* _Stated task_
Copy out the lines that have "title" in them.

Data entries
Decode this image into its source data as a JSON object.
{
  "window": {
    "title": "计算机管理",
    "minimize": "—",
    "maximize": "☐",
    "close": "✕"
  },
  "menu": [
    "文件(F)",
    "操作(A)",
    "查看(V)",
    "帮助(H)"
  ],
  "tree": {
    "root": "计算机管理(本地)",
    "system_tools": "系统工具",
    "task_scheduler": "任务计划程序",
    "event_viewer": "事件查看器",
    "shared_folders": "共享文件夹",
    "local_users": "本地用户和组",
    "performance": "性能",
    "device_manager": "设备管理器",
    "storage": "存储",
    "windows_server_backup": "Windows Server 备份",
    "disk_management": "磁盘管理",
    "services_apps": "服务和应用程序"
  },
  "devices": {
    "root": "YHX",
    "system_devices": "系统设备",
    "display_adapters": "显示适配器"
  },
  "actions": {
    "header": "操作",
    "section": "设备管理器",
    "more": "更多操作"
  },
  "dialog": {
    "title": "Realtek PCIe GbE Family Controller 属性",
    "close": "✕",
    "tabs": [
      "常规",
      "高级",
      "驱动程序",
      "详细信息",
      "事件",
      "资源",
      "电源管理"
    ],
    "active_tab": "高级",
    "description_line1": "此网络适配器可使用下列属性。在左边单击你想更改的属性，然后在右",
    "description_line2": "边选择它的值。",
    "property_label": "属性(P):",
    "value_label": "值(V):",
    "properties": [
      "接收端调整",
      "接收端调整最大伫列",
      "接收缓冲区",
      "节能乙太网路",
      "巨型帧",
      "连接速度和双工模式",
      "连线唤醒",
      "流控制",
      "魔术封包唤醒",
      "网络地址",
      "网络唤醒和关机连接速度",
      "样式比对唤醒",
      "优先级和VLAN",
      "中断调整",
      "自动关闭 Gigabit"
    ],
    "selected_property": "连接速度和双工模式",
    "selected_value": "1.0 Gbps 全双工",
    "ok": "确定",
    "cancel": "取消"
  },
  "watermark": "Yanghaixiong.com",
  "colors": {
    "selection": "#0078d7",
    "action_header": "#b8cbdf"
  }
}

* _Solution for this task_
    "title": "计算机管理",
    "title": "Realtek PCIe GbE Family Controller 属性",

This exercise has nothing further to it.